» WHAT TO PRODUCE
Could you retype every line of the data underneath without altering anything?

» DATA LISTING
----
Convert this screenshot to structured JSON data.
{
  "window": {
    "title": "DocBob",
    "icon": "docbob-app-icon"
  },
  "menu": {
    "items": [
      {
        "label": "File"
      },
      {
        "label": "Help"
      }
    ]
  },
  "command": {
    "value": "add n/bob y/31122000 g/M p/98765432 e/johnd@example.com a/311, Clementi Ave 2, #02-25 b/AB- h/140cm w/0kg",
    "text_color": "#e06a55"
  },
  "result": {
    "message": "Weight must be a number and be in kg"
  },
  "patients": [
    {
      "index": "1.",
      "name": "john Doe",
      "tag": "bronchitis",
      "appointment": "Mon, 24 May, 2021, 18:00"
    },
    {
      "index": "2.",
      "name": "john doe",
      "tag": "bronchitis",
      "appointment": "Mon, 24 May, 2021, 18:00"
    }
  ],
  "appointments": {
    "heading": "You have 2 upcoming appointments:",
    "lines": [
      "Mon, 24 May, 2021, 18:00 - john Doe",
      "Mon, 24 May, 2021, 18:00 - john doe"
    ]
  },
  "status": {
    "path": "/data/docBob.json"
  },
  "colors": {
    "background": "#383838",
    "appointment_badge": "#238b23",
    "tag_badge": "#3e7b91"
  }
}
----
» REPLY TO THE TASK
Convert this screenshot to structured JSON data.
{
  "window": {
    "title": "DocBob",
    "icon": "docbob-app-icon"
  },
  "menu": {
    "items": [
      {
        "label": "File"
      },
      {
        "label": "Help"
      }
    ]
  },
  "command": {
    "value": "add n/bob y/31122000 g/M p/98765432 e/johnd@example.com a/311, Clementi Ave 2, #02-25 b/AB- h/140cm w/0kg",
    "text_color": "#e06a55"
  },
  "result": {
    "message": "Weight must be a number and be in kg"
  },
  "patients": [
    {
      "index": "1.",
      "name": "john Doe",
      "tag": "bronchitis",
      "appointment": "Mon, 24 May, 2021, 18:00"
    },
    {
      "index": "2.",
      "name": "john doe",
      "tag": "bronchitis",
      "appointment": "Mon, 24 May, 2021, 18:00"
    }
  ],
  "appointments": {
    "heading": "You have 2 upcoming appointments:",
    "lines": [
      "Mon, 24 May, 2021, 18:00 - john Doe",
      "Mon, 24 May, 2021, 18:00 - john doe"
    ]
  },
  "status": {
    "path": "/data/docBob.json"
  },
  "colors": {
    "background": "#383838",
    "appointment_badge": "#238b23",
    "tag_badge": "#3e7b91"
  }
}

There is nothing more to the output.